:: GIVEN INSTRUCTION ::
Read the records and gather each line that includes "Penyelaras".
= = = = = = =
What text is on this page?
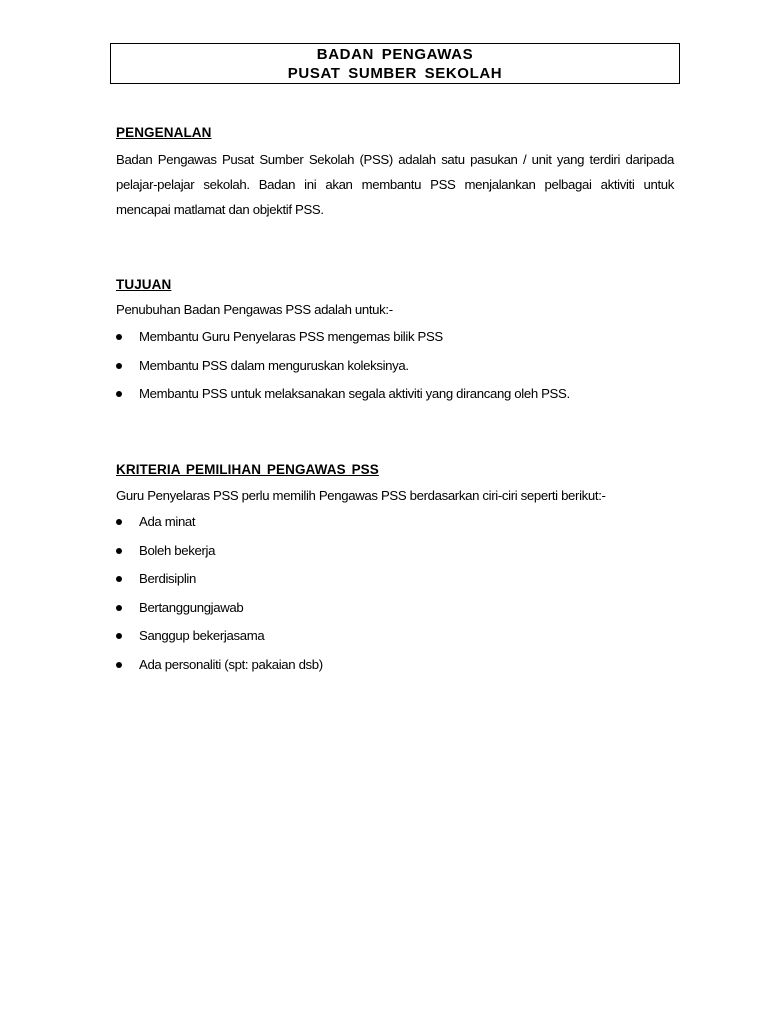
BADAN PENGAWAS
PUSAT SUMBER SEKOLAH
PENGENALAN
Badan Pengawas Pusat Sumber Sekolah (PSS) adalah satu pasukan / unit yang terdiri daripada pelajar-pelajar sekolah. Badan ini akan membantu PSS menjalankan pelbagai aktiviti untuk mencapai matlamat dan objektif PSS.
TUJUAN
Penubuhan Badan Pengawas PSS adalah untuk:-
Membantu Guru Penyelaras PSS mengemas bilik PSS
Membantu PSS dalam menguruskan koleksinya.
Membantu PSS untuk melaksanakan segala aktiviti yang dirancang oleh PSS.
KRITERIA PEMILIHAN PENGAWAS PSS
Guru Penyelaras PSS perlu memilih Pengawas PSS berdasarkan ciri-ciri seperti berikut:-
Ada minat
Boleh bekerja
Berdisiplin
Bertanggungjawab
Sanggup bekerjasama
Ada personaliti (spt: pakaian dsb)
= = = = = = =
:: SOLUTION TO THIS PROBLEM ::
Membantu Guru Penyelaras PSS mengemas bilik PSS
Guru Penyelaras PSS perlu memilih Pengawas PSS berdasarkan ciri-ciri seperti berikut:-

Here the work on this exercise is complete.